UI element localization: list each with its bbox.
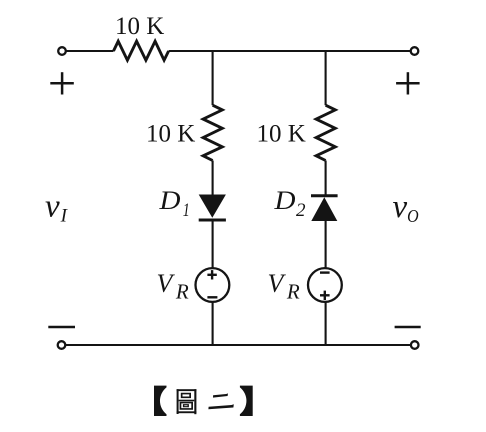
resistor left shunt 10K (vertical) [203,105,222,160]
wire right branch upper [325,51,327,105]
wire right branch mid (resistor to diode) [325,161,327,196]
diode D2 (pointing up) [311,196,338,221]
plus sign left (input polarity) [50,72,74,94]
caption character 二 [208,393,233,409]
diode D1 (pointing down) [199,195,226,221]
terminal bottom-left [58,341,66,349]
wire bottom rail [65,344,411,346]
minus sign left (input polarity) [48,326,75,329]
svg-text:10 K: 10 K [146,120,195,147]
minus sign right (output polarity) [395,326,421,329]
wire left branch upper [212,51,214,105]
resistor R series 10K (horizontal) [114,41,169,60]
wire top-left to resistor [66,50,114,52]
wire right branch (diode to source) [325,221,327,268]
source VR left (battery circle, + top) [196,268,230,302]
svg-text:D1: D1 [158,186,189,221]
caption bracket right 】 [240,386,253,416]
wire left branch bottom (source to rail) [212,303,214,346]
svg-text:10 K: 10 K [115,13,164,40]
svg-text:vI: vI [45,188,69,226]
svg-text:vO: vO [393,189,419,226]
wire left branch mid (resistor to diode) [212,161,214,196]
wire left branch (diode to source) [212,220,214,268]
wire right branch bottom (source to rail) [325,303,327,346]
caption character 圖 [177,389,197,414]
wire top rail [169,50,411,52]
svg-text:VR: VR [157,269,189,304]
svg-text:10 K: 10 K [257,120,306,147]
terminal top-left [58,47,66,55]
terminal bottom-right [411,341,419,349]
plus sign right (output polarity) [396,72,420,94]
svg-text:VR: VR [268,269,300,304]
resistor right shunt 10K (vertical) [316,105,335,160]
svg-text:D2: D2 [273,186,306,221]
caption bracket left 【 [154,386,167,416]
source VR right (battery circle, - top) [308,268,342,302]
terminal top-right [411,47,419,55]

EXERCISE DETAILS:
Rewrite every item with "branch" replaced by "leg" and nothing else changed. Leave out the pictures.

EXPECTED ANSWER:
UI element localization: list each with its bbox.
resistor left shunt 10K (vertical) [203,105,222,160]
wire right leg upper [325,51,327,105]
wire right leg mid (resistor to diode) [325,161,327,196]
diode D2 (pointing up) [311,196,338,221]
plus sign left (input polarity) [50,72,74,94]
caption character 二 [208,393,233,409]
diode D1 (pointing down) [199,195,226,221]
terminal bottom-left [58,341,66,349]
wire bottom rail [65,344,411,346]
minus sign left (input polarity) [48,326,75,329]
svg-text:10 K: 10 K [146,120,195,147]
minus sign right (output polarity) [395,326,421,329]
wire left leg upper [212,51,214,105]
resistor R series 10K (horizontal) [114,41,169,60]
wire top-left to resistor [66,50,114,52]
wire right leg (diode to source) [325,221,327,268]
source VR left (battery circle, + top) [196,268,230,302]
svg-text:D1: D1 [158,186,189,221]
caption bracket right 】 [240,386,253,416]
wire left leg bottom (source to rail) [212,303,214,346]
svg-text:10 K: 10 K [115,13,164,40]
svg-text:vI: vI [45,188,69,226]
svg-text:vO: vO [393,189,419,226]
wire left leg mid (resistor to diode) [212,161,214,196]
wire left leg (diode to source) [212,220,214,268]
wire right leg bottom (source to rail) [325,303,327,346]
caption character 圖 [177,389,197,414]
wire top rail [169,50,411,52]
svg-text:VR: VR [157,269,189,304]
svg-text:10 K: 10 K [257,120,306,147]
terminal top-left [58,47,66,55]
terminal bottom-right [411,341,419,349]
plus sign right (output polarity) [396,72,420,94]
svg-text:VR: VR [268,269,300,304]
resistor right shunt 10K (vertical) [316,105,335,160]
svg-text:D2: D2 [273,186,306,221]
caption bracket left 【 [154,386,167,416]
source VR right (battery circle, - top) [308,268,342,302]
terminal top-right [411,47,419,55]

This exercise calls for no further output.